▶ Stated exercise: Type the records out again in full, exactly.

▶ Data supplied:
········

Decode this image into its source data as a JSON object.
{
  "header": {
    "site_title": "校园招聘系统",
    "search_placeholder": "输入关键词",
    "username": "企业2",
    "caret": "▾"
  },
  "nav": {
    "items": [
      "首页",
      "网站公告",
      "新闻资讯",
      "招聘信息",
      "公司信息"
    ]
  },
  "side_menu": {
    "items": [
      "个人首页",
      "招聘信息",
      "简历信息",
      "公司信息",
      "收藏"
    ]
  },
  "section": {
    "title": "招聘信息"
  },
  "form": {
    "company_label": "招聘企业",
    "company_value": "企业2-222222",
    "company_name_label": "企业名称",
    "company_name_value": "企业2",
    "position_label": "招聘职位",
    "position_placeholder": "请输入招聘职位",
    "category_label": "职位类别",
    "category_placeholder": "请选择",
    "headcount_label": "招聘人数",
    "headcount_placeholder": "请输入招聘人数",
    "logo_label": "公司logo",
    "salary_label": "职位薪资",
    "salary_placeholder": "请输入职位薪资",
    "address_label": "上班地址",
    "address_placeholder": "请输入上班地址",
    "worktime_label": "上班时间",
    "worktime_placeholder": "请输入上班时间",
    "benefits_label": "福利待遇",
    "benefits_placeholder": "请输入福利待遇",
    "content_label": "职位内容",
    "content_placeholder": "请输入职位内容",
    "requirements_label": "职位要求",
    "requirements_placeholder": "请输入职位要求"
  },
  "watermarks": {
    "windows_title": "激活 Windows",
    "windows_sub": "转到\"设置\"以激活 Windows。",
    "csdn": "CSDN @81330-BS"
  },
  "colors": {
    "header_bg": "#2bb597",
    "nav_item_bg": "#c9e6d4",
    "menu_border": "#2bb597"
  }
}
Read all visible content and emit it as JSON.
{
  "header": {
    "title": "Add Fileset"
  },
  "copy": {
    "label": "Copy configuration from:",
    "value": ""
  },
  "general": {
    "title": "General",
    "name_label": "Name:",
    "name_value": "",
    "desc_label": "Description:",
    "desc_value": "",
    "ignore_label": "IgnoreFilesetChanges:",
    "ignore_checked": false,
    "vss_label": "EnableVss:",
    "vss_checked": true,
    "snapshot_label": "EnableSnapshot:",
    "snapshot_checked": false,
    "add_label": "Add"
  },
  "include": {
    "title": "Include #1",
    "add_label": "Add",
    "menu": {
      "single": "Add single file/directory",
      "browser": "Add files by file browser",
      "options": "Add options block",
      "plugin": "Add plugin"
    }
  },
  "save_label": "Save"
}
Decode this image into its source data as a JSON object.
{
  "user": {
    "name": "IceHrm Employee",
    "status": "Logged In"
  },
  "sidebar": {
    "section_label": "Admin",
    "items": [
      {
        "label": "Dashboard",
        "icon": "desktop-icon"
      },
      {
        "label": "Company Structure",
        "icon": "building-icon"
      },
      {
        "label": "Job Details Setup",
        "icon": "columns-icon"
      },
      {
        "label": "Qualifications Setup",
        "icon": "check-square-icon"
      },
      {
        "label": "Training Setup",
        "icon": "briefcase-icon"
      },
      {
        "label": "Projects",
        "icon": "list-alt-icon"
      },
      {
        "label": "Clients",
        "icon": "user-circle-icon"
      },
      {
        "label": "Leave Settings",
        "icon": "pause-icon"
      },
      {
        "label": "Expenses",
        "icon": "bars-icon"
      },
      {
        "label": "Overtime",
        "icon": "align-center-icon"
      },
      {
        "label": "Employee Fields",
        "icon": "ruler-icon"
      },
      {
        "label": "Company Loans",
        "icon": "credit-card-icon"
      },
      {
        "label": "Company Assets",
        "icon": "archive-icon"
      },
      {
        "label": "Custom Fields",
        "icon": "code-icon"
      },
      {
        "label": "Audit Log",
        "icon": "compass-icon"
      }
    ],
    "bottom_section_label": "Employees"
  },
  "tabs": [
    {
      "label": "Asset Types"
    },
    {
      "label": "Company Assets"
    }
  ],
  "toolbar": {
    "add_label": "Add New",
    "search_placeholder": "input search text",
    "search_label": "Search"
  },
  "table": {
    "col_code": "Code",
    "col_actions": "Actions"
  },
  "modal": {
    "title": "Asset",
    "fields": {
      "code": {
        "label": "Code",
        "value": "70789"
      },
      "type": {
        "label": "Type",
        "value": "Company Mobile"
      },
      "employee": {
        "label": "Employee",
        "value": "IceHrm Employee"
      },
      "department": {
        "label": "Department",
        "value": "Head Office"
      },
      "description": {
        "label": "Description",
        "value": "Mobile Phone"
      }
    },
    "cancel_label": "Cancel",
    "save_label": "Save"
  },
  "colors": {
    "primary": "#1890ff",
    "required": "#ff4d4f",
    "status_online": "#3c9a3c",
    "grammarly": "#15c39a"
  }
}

········

▶ The output:
Decode this image into its source data as a JSON object.
{
  "header": {
    "site_title": "校园招聘系统",
    "search_placeholder": "输入关键词",
    "username": "企业2",
    "caret": "▾"
  },
  "nav": {
    "items": [
      "首页",
      "网站公告",
      "新闻资讯",
      "招聘信息",
      "公司信息"
    ]
  },
  "side_menu": {
    "items": [
      "个人首页",
      "招聘信息",
      "简历信息",
      "公司信息",
      "收藏"
    ]
  },
  "section": {
    "title": "招聘信息"
  },
  "form": {
    "company_label": "招聘企业",
    "company_value": "企业2-222222",
    "company_name_label": "企业名称",
    "company_name_value": "企业2",
    "position_label": "招聘职位",
    "position_placeholder": "请输入招聘职位",
    "category_label": "职位类别",
    "category_placeholder": "请选择",
    "headcount_label": "招聘人数",
    "headcount_placeholder": "请输入招聘人数",
    "logo_label": "公司logo",
    "salary_label": "职位薪资",
    "salary_placeholder": "请输入职位薪资",
    "address_label": "上班地址",
    "address_placeholder": "请输入上班地址",
    "worktime_label": "上班时间",
    "worktime_placeholder": "请输入上班时间",
    "benefits_label": "福利待遇",
    "benefits_placeholder": "请输入福利待遇",
    "content_label": "职位内容",
    "content_placeholder": "请输入职位内容",
    "requirements_label": "职位要求",
    "requirements_placeholder": "请输入职位要求"
  },
  "watermarks": {
    "windows_title": "激活 Windows",
    "windows_sub": "转到\"设置\"以激活 Windows。",
    "csdn": "CSDN @81330-BS"
  },
  "colors": {
    "header_bg": "#2bb597",
    "nav_item_bg": "#c9e6d4",
    "menu_border": "#2bb597"
  }
}
Read all visible content and emit it as JSON.
{
  "header": {
    "title": "Add Fileset"
  },
  "copy": {
    "label": "Copy configuration from:",
    "value": ""
  },
  "general": {
    "title": "General",
    "name_label": "Name:",
    "name_value": "",
    "desc_label": "Description:",
    "desc_value": "",
    "ignore_label": "IgnoreFilesetChanges:",
    "ignore_checked": false,
    "vss_label": "EnableVss:",
    "vss_checked": true,
    "snapshot_label": "EnableSnapshot:",
    "snapshot_checked": false,
    "add_label": "Add"
  },
  "include": {
    "title": "Include #1",
    "add_label": "Add",
    "menu": {
      "single": "Add single file/directory",
      "browser": "Add files by file browser",
      "options": "Add options block",
      "plugin": "Add plugin"
    }
  },
  "save_label": "Save"
}
Decode this image into its source data as a JSON object.
{
  "user": {
    "name": "IceHrm Employee",
    "status": "Logged In"
  },
  "sidebar": {
    "section_label": "Admin",
    "items": [
      {
        "label": "Dashboard",
        "icon": "desktop-icon"
      },
      {
        "label": "Company Structure",
        "icon": "building-icon"
      },
      {
        "label": "Job Details Setup",
        "icon": "columns-icon"
      },
      {
        "label": "Qualifications Setup",
        "icon": "check-square-icon"
      },
      {
        "label": "Training Setup",
        "icon": "briefcase-icon"
      },
      {
        "label": "Projects",
        "icon": "list-alt-icon"
      },
      {
        "label": "Clients",
        "icon": "user-circle-icon"
      },
      {
        "label": "Leave Settings",
        "icon": "pause-icon"
      },
      {
        "label": "Expenses",
        "icon": "bars-icon"
      },
      {
        "label": "Overtime",
        "icon": "align-center-icon"
      },
      {
        "label": "Employee Fields",
        "icon": "ruler-icon"
      },
      {
        "label": "Company Loans",
        "icon": "credit-card-icon"
      },
      {
        "label": "Company Assets",
        "icon": "archive-icon"
      },
      {
        "label": "Custom Fields",
        "icon": "code-icon"
      },
      {
        "label": "Audit Log",
        "icon": "compass-icon"
      }
    ],
    "bottom_section_label": "Employees"
  },
  "tabs": [
    {
      "label": "Asset Types"
    },
    {
      "label": "Company Assets"
    }
  ],
  "toolbar": {
    "add_label": "Add New",
    "search_placeholder": "input search text",
    "search_label": "Search"
  },
  "table": {
    "col_code": "Code",
    "col_actions": "Actions"
  },
  "modal": {
    "title": "Asset",
    "fields": {
      "code": {
        "label": "Code",
        "value": "70789"
      },
      "type": {
        "label": "Type",
        "value": "Company Mobile"
      },
      "employee": {
        "label": "Employee",
        "value": "IceHrm Employee"
      },
      "department": {
        "label": "Department",
        "value": "Head Office"
      },
      "description": {
        "label": "Description",
        "value": "Mobile Phone"
      }
    },
    "cancel_label": "Cancel",
    "save_label": "Save"
  },
  "colors": {
    "primary": "#1890ff",
    "required": "#ff4d4f",
    "status_online": "#3c9a3c",
    "grammarly": "#15c39a"
  }
}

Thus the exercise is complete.